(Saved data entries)
★ ★ ★ ★ ★ ★ ★

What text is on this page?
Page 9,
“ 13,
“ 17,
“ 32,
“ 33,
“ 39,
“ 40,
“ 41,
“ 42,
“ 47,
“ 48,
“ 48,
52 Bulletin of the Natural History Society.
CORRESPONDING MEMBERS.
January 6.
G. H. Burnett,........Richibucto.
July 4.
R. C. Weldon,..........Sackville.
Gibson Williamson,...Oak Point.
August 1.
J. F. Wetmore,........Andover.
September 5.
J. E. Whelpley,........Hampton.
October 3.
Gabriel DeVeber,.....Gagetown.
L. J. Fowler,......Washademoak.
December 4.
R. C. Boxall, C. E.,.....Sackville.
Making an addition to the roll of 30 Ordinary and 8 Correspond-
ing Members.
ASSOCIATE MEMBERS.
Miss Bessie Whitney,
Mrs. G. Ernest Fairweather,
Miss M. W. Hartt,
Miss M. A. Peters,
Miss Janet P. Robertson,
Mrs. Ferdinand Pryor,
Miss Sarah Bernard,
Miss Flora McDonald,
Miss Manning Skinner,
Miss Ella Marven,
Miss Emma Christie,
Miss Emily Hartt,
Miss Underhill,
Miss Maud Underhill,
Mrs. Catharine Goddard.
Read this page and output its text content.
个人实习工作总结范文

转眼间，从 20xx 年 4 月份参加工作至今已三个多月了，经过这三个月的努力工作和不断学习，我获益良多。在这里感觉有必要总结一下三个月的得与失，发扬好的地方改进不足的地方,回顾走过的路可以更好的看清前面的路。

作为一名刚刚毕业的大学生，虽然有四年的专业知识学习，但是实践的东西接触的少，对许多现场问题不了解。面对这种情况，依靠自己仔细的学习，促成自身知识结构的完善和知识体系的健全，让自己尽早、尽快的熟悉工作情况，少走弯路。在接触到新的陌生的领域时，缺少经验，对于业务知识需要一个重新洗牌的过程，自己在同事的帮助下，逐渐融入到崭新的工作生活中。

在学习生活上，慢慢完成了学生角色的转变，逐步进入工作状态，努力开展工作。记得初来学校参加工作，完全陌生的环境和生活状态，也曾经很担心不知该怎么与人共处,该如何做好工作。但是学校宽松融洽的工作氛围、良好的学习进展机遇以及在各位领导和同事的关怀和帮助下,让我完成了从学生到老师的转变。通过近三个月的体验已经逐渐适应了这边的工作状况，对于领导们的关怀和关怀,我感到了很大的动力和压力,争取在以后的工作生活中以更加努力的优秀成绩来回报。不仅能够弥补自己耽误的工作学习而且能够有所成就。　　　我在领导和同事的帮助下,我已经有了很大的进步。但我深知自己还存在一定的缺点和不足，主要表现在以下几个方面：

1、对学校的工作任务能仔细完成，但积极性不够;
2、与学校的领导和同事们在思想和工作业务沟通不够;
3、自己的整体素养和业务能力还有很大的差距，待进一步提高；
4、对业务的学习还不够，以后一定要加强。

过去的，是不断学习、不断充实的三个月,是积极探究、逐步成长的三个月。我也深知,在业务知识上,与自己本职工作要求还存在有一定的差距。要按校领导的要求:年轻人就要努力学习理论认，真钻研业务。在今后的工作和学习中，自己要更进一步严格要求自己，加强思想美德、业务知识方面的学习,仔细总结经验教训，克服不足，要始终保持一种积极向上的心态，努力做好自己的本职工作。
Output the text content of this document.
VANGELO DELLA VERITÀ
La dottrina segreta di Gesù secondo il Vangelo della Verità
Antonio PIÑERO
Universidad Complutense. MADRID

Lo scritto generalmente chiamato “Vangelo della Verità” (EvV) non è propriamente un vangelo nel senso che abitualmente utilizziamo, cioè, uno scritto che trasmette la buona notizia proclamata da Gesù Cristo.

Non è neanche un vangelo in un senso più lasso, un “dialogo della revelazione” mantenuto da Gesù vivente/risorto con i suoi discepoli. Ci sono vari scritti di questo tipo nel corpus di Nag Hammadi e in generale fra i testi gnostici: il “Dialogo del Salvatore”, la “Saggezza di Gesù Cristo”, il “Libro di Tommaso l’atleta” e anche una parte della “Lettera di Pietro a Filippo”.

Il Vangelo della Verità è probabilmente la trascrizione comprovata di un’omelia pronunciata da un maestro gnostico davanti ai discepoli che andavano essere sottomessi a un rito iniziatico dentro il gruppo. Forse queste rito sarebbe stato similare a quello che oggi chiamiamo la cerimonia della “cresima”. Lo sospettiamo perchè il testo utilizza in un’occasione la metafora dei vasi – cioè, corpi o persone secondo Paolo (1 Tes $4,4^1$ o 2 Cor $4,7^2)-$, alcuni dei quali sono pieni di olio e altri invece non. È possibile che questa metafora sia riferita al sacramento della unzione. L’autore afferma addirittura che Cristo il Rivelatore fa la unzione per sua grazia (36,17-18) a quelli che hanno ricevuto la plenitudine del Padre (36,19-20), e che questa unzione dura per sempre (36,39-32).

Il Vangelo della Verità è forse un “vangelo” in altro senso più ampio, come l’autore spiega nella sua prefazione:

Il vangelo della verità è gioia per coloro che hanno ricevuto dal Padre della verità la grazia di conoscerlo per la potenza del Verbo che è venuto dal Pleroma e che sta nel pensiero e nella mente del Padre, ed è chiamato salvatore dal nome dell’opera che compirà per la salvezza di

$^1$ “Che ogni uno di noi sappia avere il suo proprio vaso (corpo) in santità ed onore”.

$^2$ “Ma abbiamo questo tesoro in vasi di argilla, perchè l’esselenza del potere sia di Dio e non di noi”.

★ ★ ★ ★ ★ ★ ★

Copy all the lines above that hold the string "content".

Answer to the task
Read this page and output its text content.
Output the text content of this document.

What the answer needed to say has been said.